- Given task: In your copy, leave out the pictures and repeat the entries below exactly.

- Dataset rows:
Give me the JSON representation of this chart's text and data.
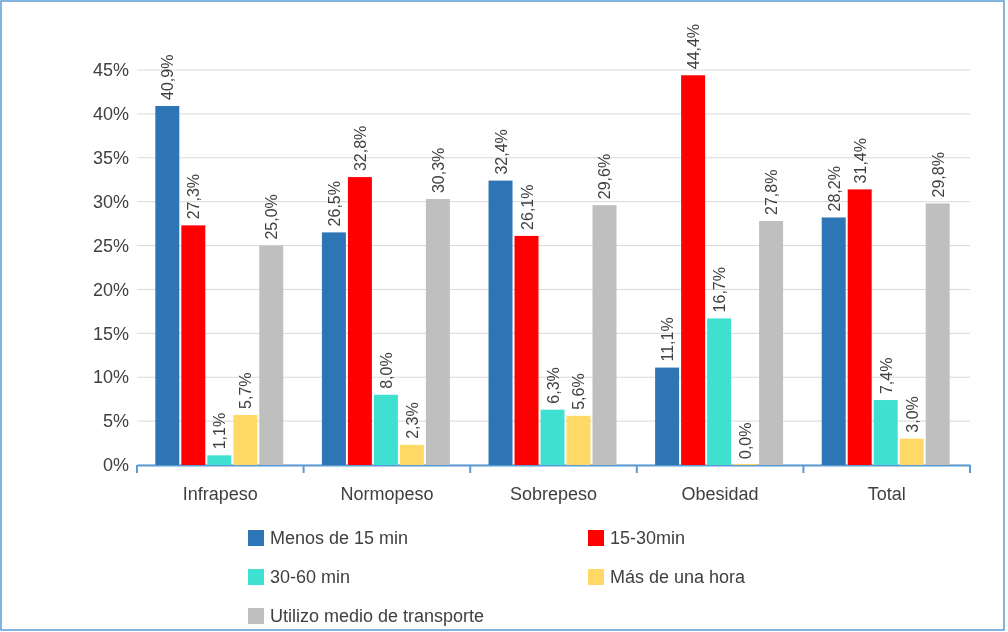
{
  "chart_data": {
    "type": "bar",
    "categories": [
      "Infrapeso",
      "Normopeso",
      "Sobrepeso",
      "Obesidad",
      "Total"
    ],
    "series": [
      {
        "name": "Menos de 15 min",
        "color": "#2e75b6",
        "values": [
          40.9,
          26.5,
          32.4,
          11.1,
          28.2
        ],
        "value_labels": [
          "40,9%",
          "26,5%",
          "32,4%",
          "11,1%",
          "28,2%"
        ]
      },
      {
        "name": "15-30min",
        "color": "#ff0000",
        "values": [
          27.3,
          32.8,
          26.1,
          44.4,
          31.4
        ],
        "value_labels": [
          "27,3%",
          "32,8%",
          "26,1%",
          "44,4%",
          "31,4%"
        ]
      },
      {
        "name": "30-60 min",
        "color": "#40e0d0",
        "values": [
          1.1,
          8.0,
          6.3,
          16.7,
          7.4
        ],
        "value_labels": [
          "1,1%",
          "8,0%",
          "6,3%",
          "16,7%",
          "7,4%"
        ]
      },
      {
        "name": "Más de una hora",
        "color": "#ffd966",
        "values": [
          5.7,
          2.3,
          5.6,
          0.0,
          3.0
        ],
        "value_labels": [
          "5,7%",
          "2,3%",
          "5,6%",
          "0,0%",
          "3,0%"
        ]
      },
      {
        "name": "Utilizo medio de transporte",
        "color": "#bfbfbf",
        "values": [
          25.0,
          30.3,
          29.6,
          27.8,
          29.8
        ],
        "value_labels": [
          "25,0%",
          "30,3%",
          "29,6%",
          "27,8%",
          "29,8%"
        ]
      }
    ],
    "ylim": [
      0,
      45
    ],
    "yticks": [
      {
        "value": 0,
        "label": "0%"
      },
      {
        "value": 5,
        "label": "5%"
      },
      {
        "value": 10,
        "label": "10%"
      },
      {
        "value": 15,
        "label": "15%"
      },
      {
        "value": 20,
        "label": "20%"
      },
      {
        "value": 25,
        "label": "25%"
      },
      {
        "value": 30,
        "label": "30%"
      },
      {
        "value": 35,
        "label": "35%"
      },
      {
        "value": 40,
        "label": "40%"
      },
      {
        "value": 45,
        "label": "45%"
      }
    ],
    "grid": "y",
    "legend": "bottom"
  }
}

- Reply to the exercise:
Give me the JSON representation of this chart's text and data.
{
  "chart_data": {
    "type": "bar",
    "categories": [
      "Infrapeso",
      "Normopeso",
      "Sobrepeso",
      "Obesidad",
      "Total"
    ],
    "series": [
      {
        "name": "Menos de 15 min",
        "color": "#2e75b6",
        "values": [
          40.9,
          26.5,
          32.4,
          11.1,
          28.2
        ],
        "value_labels": [
          "40,9%",
          "26,5%",
          "32,4%",
          "11,1%",
          "28,2%"
        ]
      },
      {
        "name": "15-30min",
        "color": "#ff0000",
        "values": [
          27.3,
          32.8,
          26.1,
          44.4,
          31.4
        ],
        "value_labels": [
          "27,3%",
          "32,8%",
          "26,1%",
          "44,4%",
          "31,4%"
        ]
      },
      {
        "name": "30-60 min",
        "color": "#40e0d0",
        "values": [
          1.1,
          8.0,
          6.3,
          16.7,
          7.4
        ],
        "value_labels": [
          "1,1%",
          "8,0%",
          "6,3%",
          "16,7%",
          "7,4%"
        ]
      },
      {
        "name": "Más de una hora",
        "color": "#ffd966",
        "values": [
          5.7,
          2.3,
          5.6,
          0.0,
          3.0
        ],
        "value_labels": [
          "5,7%",
          "2,3%",
          "5,6%",
          "0,0%",
          "3,0%"
        ]
      },
      {
        "name": "Utilizo medio de transporte",
        "color": "#bfbfbf",
        "values": [
          25.0,
          30.3,
          29.6,
          27.8,
          29.8
        ],
        "value_labels": [
          "25,0%",
          "30,3%",
          "29,6%",
          "27,8%",
          "29,8%"
        ]
      }
    ],
    "ylim": [
      0,
      45
    ],
    "yticks": [
      {
        "value": 0,
        "label": "0%"
      },
      {
        "value": 5,
        "label": "5%"
      },
      {
        "value": 10,
        "label": "10%"
      },
      {
        "value": 15,
        "label": "15%"
      },
      {
        "value": 20,
        "label": "20%"
      },
      {
        "value": 25,
        "label": "25%"
      },
      {
        "value": 30,
        "label": "30%"
      },
      {
        "value": 35,
        "label": "35%"
      },
      {
        "value": 40,
        "label": "40%"
      },
      {
        "value": 45,
        "label": "45%"
      }
    ],
    "grid": "y",
    "legend": "bottom"
  }
}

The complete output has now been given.